Requirements:
Restate all of the entries exactly, dropping any pictures they hold.

Records for the exercise:
§

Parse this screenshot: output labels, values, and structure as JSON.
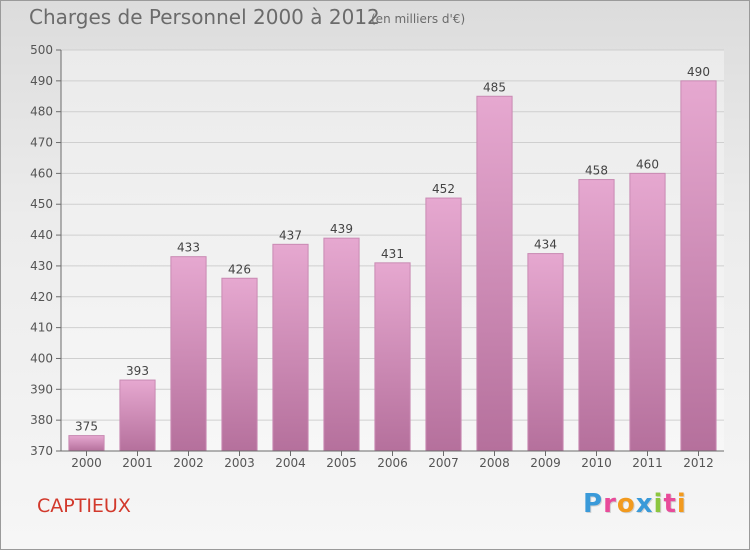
{
  "title": "Charges de Personnel 2000 à 2012",
  "subtitle": "(en milliers d'€)",
  "town": "CAPTIEUX",
  "logo_text": "Proxiti",
  "colors": {
    "bar_top": "#e6a8d0",
    "bar_bottom": "#b5709c",
    "bar_edge": "#c98ab3",
    "axis": "#6b6b6b",
    "grid": "#cfcfcf",
    "town": "#d2392c"
  },
  "chart_data": {
    "type": "bar",
    "categories": [
      "2000",
      "2001",
      "2002",
      "2003",
      "2004",
      "2005",
      "2006",
      "2007",
      "2008",
      "2009",
      "2010",
      "2011",
      "2012"
    ],
    "values": [
      375,
      393,
      433,
      426,
      437,
      439,
      431,
      452,
      485,
      434,
      458,
      460,
      490
    ],
    "title": "Charges de Personnel 2000 à 2012",
    "subtitle": "(en milliers d'€)",
    "xlabel": "",
    "ylabel": "",
    "ylim": [
      370,
      500
    ],
    "yticks": [
      370,
      380,
      390,
      400,
      410,
      420,
      430,
      440,
      450,
      460,
      470,
      480,
      490,
      500
    ],
    "grid": true,
    "data_labels": true
  }
}
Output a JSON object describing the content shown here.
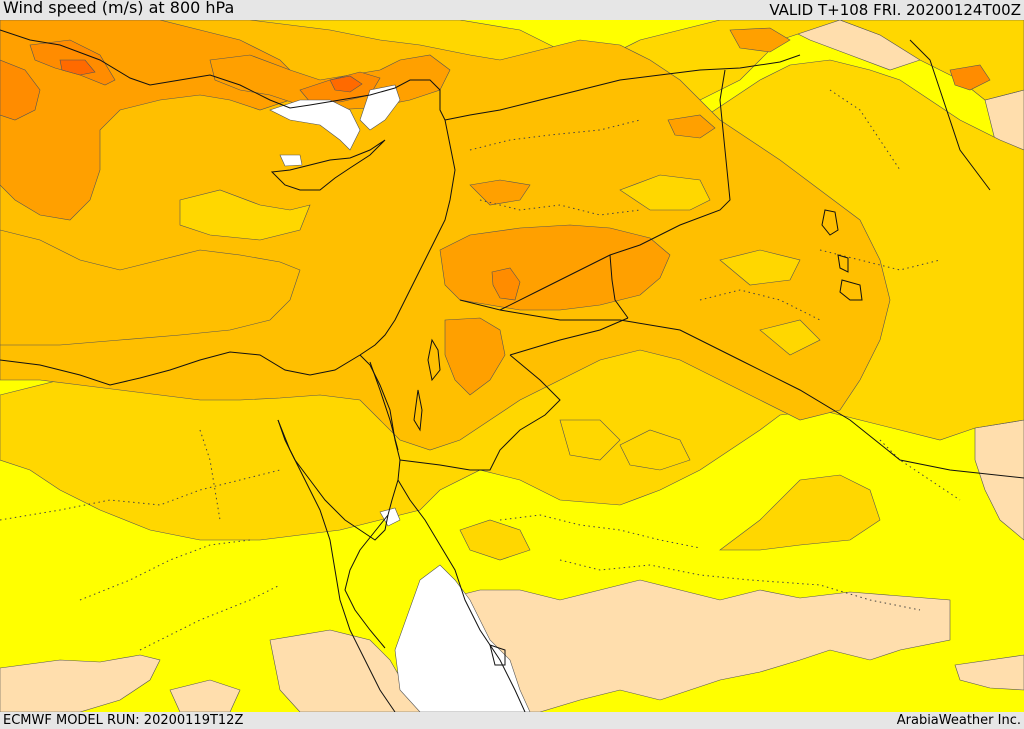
{
  "header": {
    "title": "Wind speed (m/s) at 800 hPa",
    "valid": "VALID T+108 FRI. 20200124T00Z"
  },
  "footer": {
    "model_run": "ECMWF MODEL RUN: 20200119T12Z",
    "credit": "ArabiaWeather Inc."
  },
  "map": {
    "variable": "wind speed",
    "units": "m/s",
    "level": "800 hPa",
    "colors": {
      "land_calm": "#ffdead",
      "level_yellow": "#ffff00",
      "level_gold": "#ffd700",
      "level_amber": "#ffbf00",
      "level_orange": "#ffa000",
      "level_dark_orange": "#ff8c00",
      "level_red_orange": "#ff6a00",
      "sea_calm": "#ffffff"
    }
  }
}
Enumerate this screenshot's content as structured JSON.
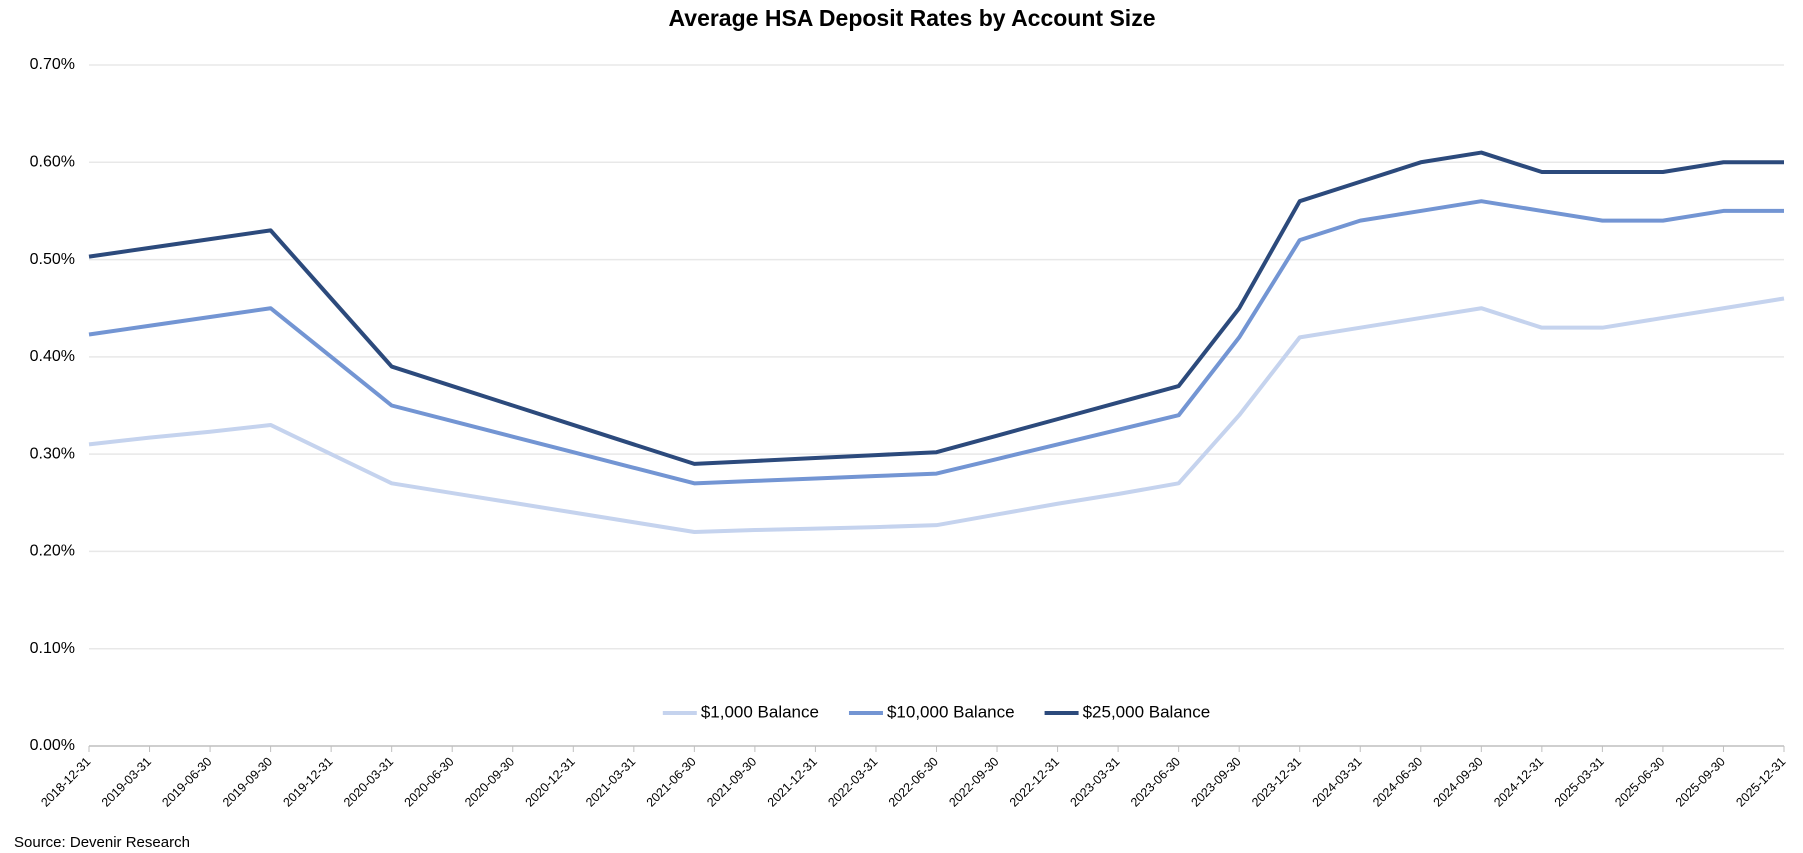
{
  "chart_data": {
    "type": "line",
    "title": "Average HSA Deposit Rates by Account Size",
    "source": "Source: Devenir Research",
    "categories": [
      "2018-12-31",
      "2019-03-31",
      "2019-06-30",
      "2019-09-30",
      "2019-12-31",
      "2020-03-31",
      "2020-06-30",
      "2020-09-30",
      "2020-12-31",
      "2021-03-31",
      "2021-06-30",
      "2021-09-30",
      "2021-12-31",
      "2022-03-31",
      "2022-06-30",
      "2022-09-30",
      "2022-12-31",
      "2023-03-31",
      "2023-06-30",
      "2023-09-30",
      "2023-12-31",
      "2024-03-31",
      "2024-06-30",
      "2024-09-30",
      "2024-12-31",
      "2025-03-31",
      "2025-06-30",
      "2025-09-30",
      "2025-12-31"
    ],
    "series": [
      {
        "name": "$1,000 Balance",
        "color": "#c5d3ee",
        "values": [
          0.31,
          0.317,
          0.323,
          0.33,
          0.3,
          0.27,
          0.26,
          0.25,
          0.24,
          0.23,
          0.22,
          0.222,
          0.2235,
          0.225,
          0.227,
          0.238,
          0.249,
          0.259,
          0.27,
          0.34,
          0.42,
          0.43,
          0.44,
          0.45,
          0.43,
          0.43,
          0.44,
          0.45,
          0.46
        ]
      },
      {
        "name": "$10,000 Balance",
        "color": "#7395d3",
        "values": [
          0.423,
          0.432,
          0.441,
          0.45,
          0.4,
          0.35,
          0.334,
          0.318,
          0.302,
          0.286,
          0.27,
          0.2725,
          0.275,
          0.2775,
          0.28,
          0.295,
          0.31,
          0.325,
          0.34,
          0.42,
          0.52,
          0.54,
          0.55,
          0.56,
          0.55,
          0.54,
          0.54,
          0.55,
          0.55
        ]
      },
      {
        "name": "$25,000 Balance",
        "color": "#2c4a7c",
        "values": [
          0.503,
          0.512,
          0.521,
          0.53,
          0.46,
          0.39,
          0.37,
          0.35,
          0.33,
          0.31,
          0.29,
          0.293,
          0.296,
          0.299,
          0.302,
          0.319,
          0.336,
          0.353,
          0.37,
          0.45,
          0.56,
          0.58,
          0.6,
          0.61,
          0.59,
          0.59,
          0.59,
          0.6,
          0.6
        ]
      }
    ],
    "ylim": [
      0,
      0.7
    ],
    "yticks": [
      {
        "value": 0,
        "label": "0.00%"
      },
      {
        "value": 0.1,
        "label": "0.10%"
      },
      {
        "value": 0.2,
        "label": "0.20%"
      },
      {
        "value": 0.3,
        "label": "0.30%"
      },
      {
        "value": 0.4,
        "label": "0.40%"
      },
      {
        "value": 0.5,
        "label": "0.50%"
      },
      {
        "value": 0.6,
        "label": "0.60%"
      },
      {
        "value": 0.7,
        "label": "0.70%"
      }
    ],
    "grid": true,
    "legend": "bottom"
  }
}
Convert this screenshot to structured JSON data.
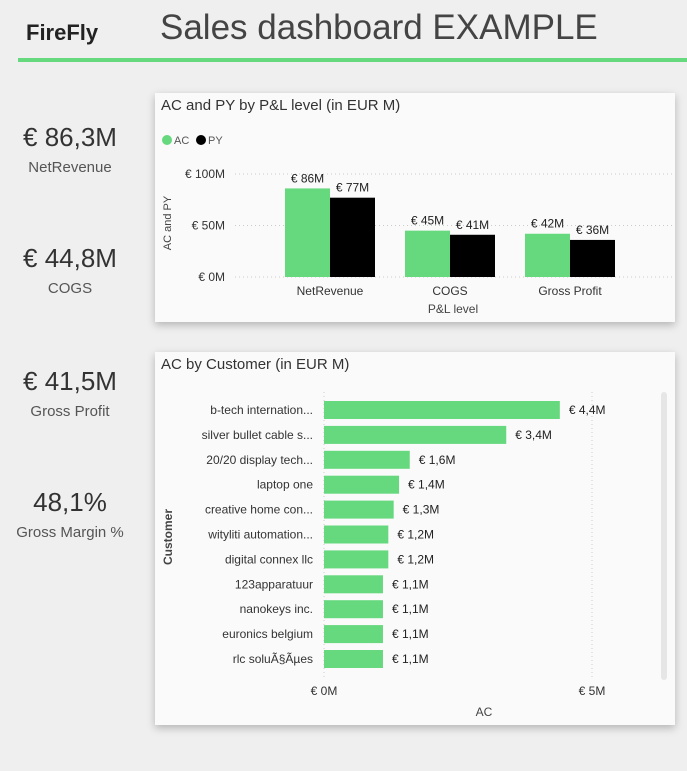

§

Answer to this exercise:
Parse this screenshot: output labels, values, and structure as JSON.
{
  "title": "Charges de Personnel 2000 à 2012",
  "subtitle": "(en milliers d'€)",
  "town": "CAPTIEUX",
  "logo_text": "Proxiti",
  "colors": {
    "bar_top": "#e6a8d0",
    "bar_bottom": "#b5709c",
    "bar_edge": "#c98ab3",
    "axis": "#6b6b6b",
    "grid": "#cfcfcf",
    "town": "#d2392c"
  },
  "chart_data": {
    "type": "bar",
    "categories": [
      "2000",
      "2001",
      "2002",
      "2003",
      "2004",
      "2005",
      "2006",
      "2007",
      "2008",
      "2009",
      "2010",
      "2011",
      "2012"
    ],
    "values": [
      375,
      393,
      433,
      426,
      437,
      439,
      431,
      452,
      485,
      434,
      458,
      460,
      490
    ],
    "title": "Charges de Personnel 2000 à 2012",
    "subtitle": "(en milliers d'€)",
    "xlabel": "",
    "ylabel": "",
    "ylim": [
      370,
      500
    ],
    "yticks": [
      370,
      380,
      390,
      400,
      410,
      420,
      430,
      440,
      450,
      460,
      470,
      480,
      490,
      500
    ],
    "grid": true,
    "data_labels": true
  }
}
Output a JSON object describing the content shown here.
{
  "header": {
    "title": "Wind speed (m/s) at 800 hPa",
    "valid": "VALID T+108 FRI. 20200124T00Z"
  },
  "footer": {
    "model_run": "ECMWF MODEL RUN: 20200119T12Z",
    "credit": "ArabiaWeather Inc."
  },
  "map": {
    "variable": "wind speed",
    "units": "m/s",
    "level": "800 hPa",
    "colors": {
      "land_calm": "#ffdead",
      "level_yellow": "#ffff00",
      "level_gold": "#ffd700",
      "level_amber": "#ffbf00",
      "level_orange": "#ffa000",
      "level_dark_orange": "#ff8c00",
      "level_red_orange": "#ff6a00",
      "sea_calm": "#ffffff"
    }
  }
}
Enumerate this screenshot's content as structured JSON.
{
  "chart_data": {
    "type": "line",
    "title": "Average HSA Deposit Rates by Account Size",
    "source": "Source: Devenir Research",
    "categories": [
      "2018-12-31",
      "2019-03-31",
      "2019-06-30",
      "2019-09-30",
      "2019-12-31",
      "2020-03-31",
      "2020-06-30",
      "2020-09-30",
      "2020-12-31",
      "2021-03-31",
      "2021-06-30",
      "2021-09-30",
      "2021-12-31",
      "2022-03-31",
      "2022-06-30",
      "2022-09-30",
      "2022-12-31",
      "2023-03-31",
      "2023-06-30",
      "2023-09-30",
      "2023-12-31",
      "2024-03-31",
      "2024-06-30",
      "2024-09-30",
      "2024-12-31",
      "2025-03-31",
      "2025-06-30",
      "2025-09-30",
      "2025-12-31"
    ],
    "series": [
      {
        "name": "$1,000 Balance",
        "color": "#c5d3ee",
        "values": [
          0.31,
          0.317,
          0.323,
          0.33,
          0.3,
          0.27,
          0.26,
          0.25,
          0.24,
          0.23,
          0.22,
          0.222,
          0.2235,
          0.225,
          0.227,
          0.238,
          0.249,
          0.259,
          0.27,
          0.34,
          0.42,
          0.43,
          0.44,
          0.45,
          0.43,
          0.43,
          0.44,
          0.45,
          0.46
        ]
      },
      {
        "name": "$10,000 Balance",
        "color": "#7395d3",
        "values": [
          0.423,
          0.432,
          0.441,
          0.45,
          0.4,
          0.35,
          0.334,
          0.318,
          0.302,
          0.286,
          0.27,
          0.2725,
          0.275,
          0.2775,
          0.28,
          0.295,
          0.31,
          0.325,
          0.34,
          0.42,
          0.52,
          0.54,
          0.55,
          0.56,
          0.55,
          0.54,
          0.54,
          0.55,
          0.55
        ]
      },
      {
        "name": "$25,000 Balance",
        "color": "#2c4a7c",
        "values": [
          0.503,
          0.512,
          0.521,
          0.53,
          0.46,
          0.39,
          0.37,
          0.35,
          0.33,
          0.31,
          0.29,
          0.293,
          0.296,
          0.299,
          0.302,
          0.319,
          0.336,
          0.353,
          0.37,
          0.45,
          0.56,
          0.58,
          0.6,
          0.61,
          0.59,
          0.59,
          0.59,
          0.6,
          0.6
        ]
      }
    ],
    "ylim": [
      0,
      0.7
    ],
    "yticks": [
      {
        "value": 0,
        "label": "0.00%"
      },
      {
        "value": 0.1,
        "label": "0.10%"
      },
      {
        "value": 0.2,
        "label": "0.20%"
      },
      {
        "value": 0.3,
        "label": "0.30%"
      },
      {
        "value": 0.4,
        "label": "0.40%"
      },
      {
        "value": 0.5,
        "label": "0.50%"
      },
      {
        "value": 0.6,
        "label": "0.60%"
      },
      {
        "value": 0.7,
        "label": "0.70%"
      }
    ],
    "grid": true,
    "legend": "bottom"
  }
}
Convert this screenshot to structured JSON data.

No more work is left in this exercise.